## RECORDS SUPPLIED
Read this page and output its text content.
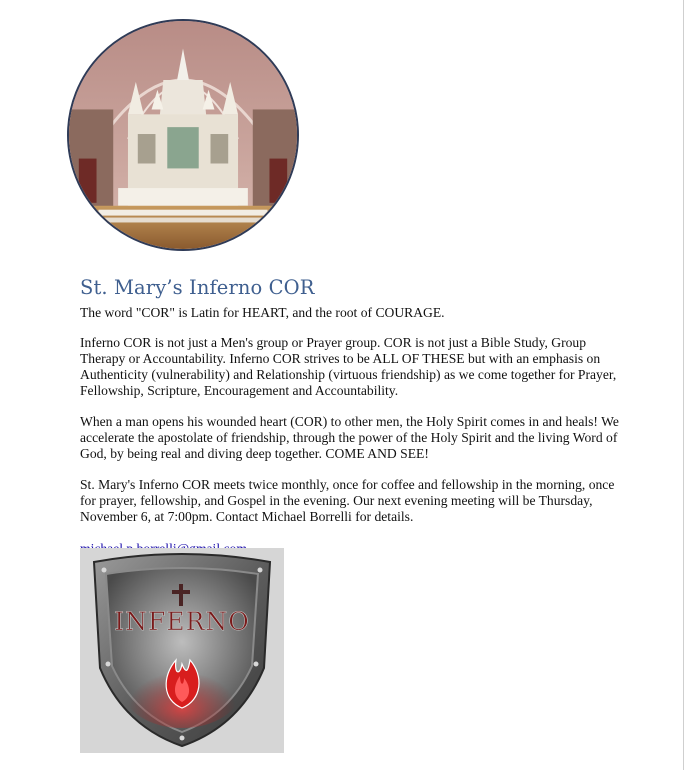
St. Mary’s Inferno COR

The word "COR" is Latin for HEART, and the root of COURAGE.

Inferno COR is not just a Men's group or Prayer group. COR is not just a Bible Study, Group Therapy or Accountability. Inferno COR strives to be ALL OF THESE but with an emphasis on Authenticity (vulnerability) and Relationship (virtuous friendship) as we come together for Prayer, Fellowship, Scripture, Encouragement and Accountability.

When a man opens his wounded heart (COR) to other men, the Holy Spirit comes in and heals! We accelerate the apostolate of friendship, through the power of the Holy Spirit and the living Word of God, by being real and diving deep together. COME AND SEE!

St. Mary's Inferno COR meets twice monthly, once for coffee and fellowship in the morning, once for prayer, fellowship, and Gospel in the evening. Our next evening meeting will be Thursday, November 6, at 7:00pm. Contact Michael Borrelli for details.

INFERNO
==
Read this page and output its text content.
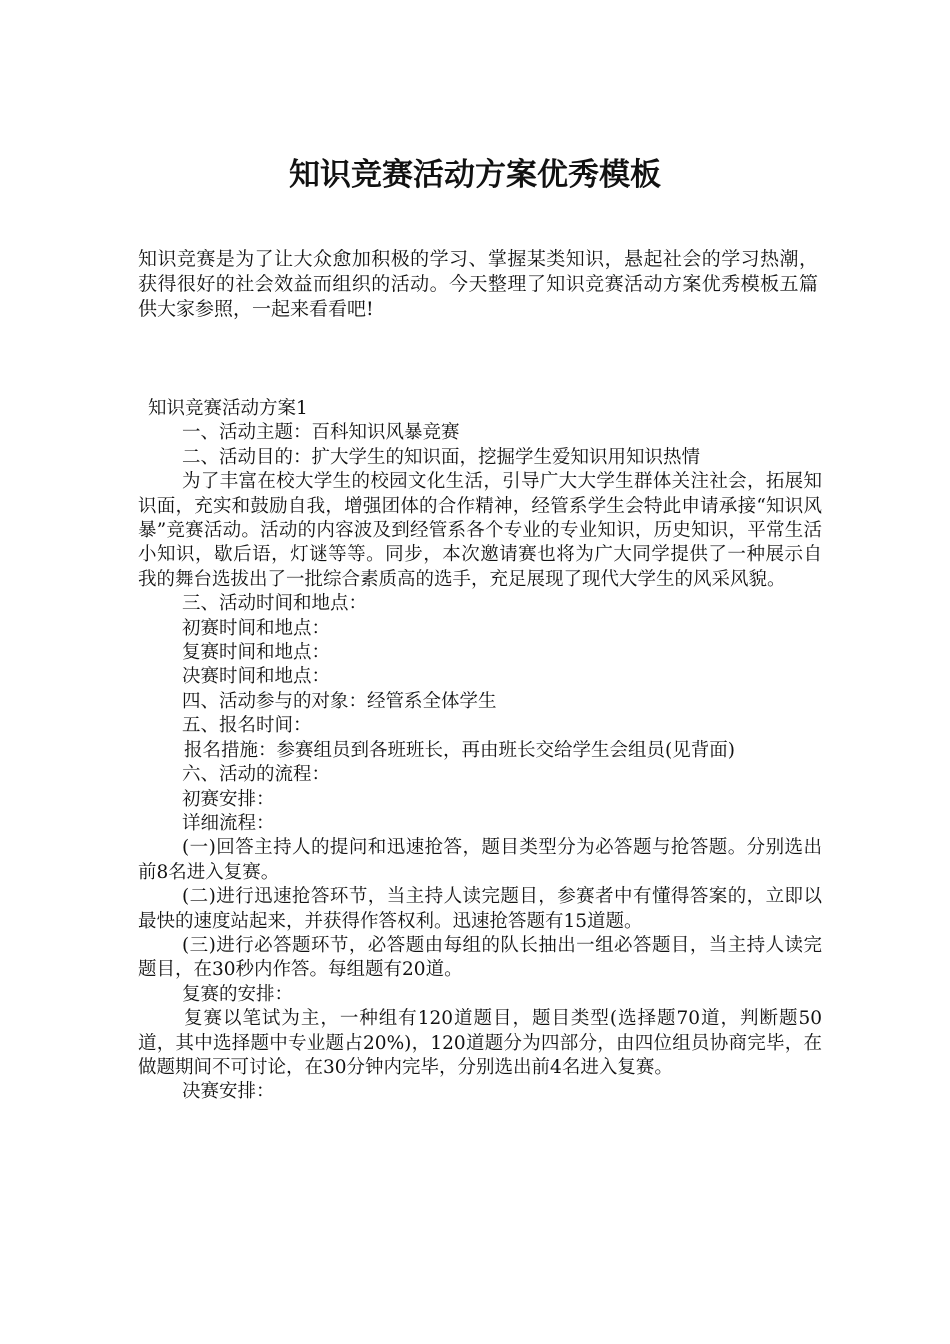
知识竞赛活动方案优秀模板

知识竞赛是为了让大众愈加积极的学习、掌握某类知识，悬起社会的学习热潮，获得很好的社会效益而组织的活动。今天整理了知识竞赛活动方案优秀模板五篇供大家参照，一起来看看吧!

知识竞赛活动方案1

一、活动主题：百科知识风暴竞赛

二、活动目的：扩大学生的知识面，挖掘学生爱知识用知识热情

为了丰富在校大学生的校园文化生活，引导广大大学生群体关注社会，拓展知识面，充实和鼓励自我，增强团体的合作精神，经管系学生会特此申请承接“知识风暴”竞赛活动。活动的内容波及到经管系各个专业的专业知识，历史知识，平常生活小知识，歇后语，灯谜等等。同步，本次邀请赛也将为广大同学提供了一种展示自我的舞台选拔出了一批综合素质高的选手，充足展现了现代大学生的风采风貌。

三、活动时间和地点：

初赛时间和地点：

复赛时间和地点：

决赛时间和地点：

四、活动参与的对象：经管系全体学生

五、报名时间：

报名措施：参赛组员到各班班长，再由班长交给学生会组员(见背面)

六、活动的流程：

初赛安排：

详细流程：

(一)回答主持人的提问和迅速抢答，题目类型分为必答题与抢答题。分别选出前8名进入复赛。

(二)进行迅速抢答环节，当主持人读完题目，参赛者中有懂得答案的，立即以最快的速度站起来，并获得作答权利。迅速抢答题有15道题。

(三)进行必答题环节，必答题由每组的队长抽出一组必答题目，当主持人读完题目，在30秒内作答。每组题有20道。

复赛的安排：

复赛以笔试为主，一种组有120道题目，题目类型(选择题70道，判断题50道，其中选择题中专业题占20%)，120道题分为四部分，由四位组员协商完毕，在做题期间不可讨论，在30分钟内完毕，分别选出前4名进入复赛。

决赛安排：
* * *
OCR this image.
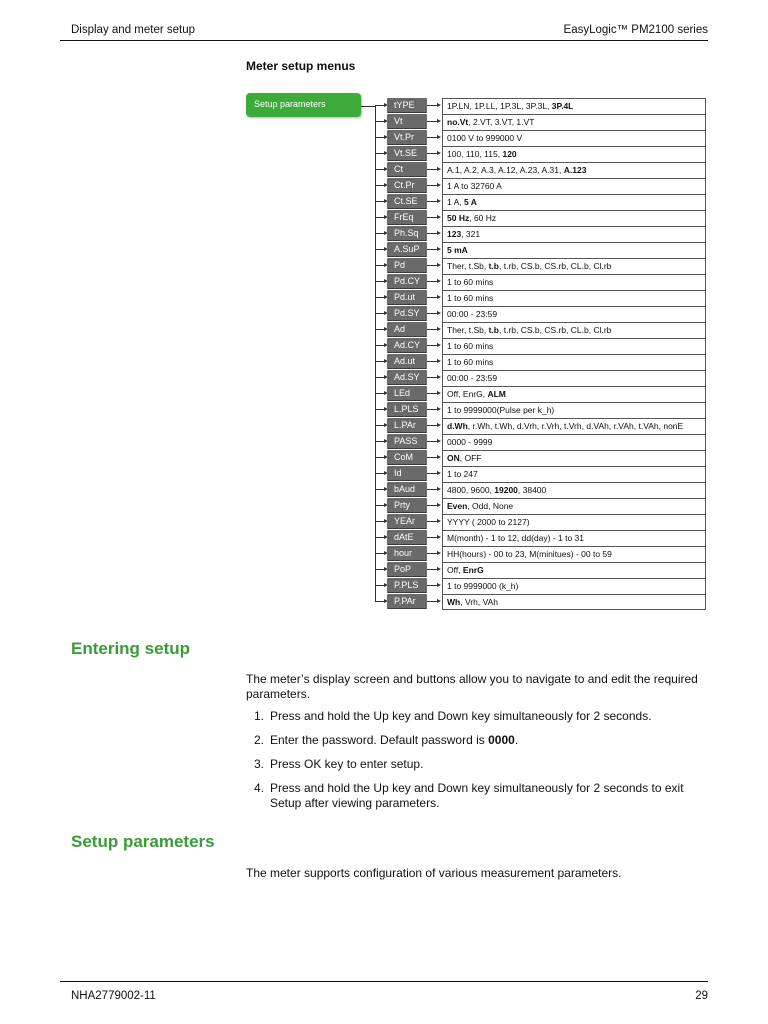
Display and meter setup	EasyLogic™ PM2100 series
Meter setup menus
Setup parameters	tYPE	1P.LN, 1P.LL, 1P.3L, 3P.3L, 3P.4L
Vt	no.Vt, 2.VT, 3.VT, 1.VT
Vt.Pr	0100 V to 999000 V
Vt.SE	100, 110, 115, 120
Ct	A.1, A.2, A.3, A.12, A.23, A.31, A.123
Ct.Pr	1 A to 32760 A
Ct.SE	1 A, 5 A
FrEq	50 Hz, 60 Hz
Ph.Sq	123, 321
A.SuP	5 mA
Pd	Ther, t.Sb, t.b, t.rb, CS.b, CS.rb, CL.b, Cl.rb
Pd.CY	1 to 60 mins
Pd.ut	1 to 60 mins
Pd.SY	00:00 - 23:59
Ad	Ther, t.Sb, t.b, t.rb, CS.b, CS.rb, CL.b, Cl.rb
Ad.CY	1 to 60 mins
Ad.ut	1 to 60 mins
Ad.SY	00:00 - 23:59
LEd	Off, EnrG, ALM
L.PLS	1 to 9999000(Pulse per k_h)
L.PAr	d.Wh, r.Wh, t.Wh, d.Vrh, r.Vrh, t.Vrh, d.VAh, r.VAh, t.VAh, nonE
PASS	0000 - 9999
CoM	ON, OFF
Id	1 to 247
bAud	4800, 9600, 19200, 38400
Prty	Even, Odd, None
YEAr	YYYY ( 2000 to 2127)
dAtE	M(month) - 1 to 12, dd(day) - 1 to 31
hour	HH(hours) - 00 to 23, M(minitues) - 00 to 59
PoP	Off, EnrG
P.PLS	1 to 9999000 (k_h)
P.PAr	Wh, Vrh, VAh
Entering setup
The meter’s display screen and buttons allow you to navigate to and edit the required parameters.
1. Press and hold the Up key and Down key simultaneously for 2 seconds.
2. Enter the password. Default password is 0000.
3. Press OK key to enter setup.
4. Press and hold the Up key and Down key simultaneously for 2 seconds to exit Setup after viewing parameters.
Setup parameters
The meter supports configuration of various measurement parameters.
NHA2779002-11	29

## WHAT THE TASK ASKS
Count up every line above that has the word "simultaneously" in it; answer with the number alone.

## FINISHED EXERCISE
2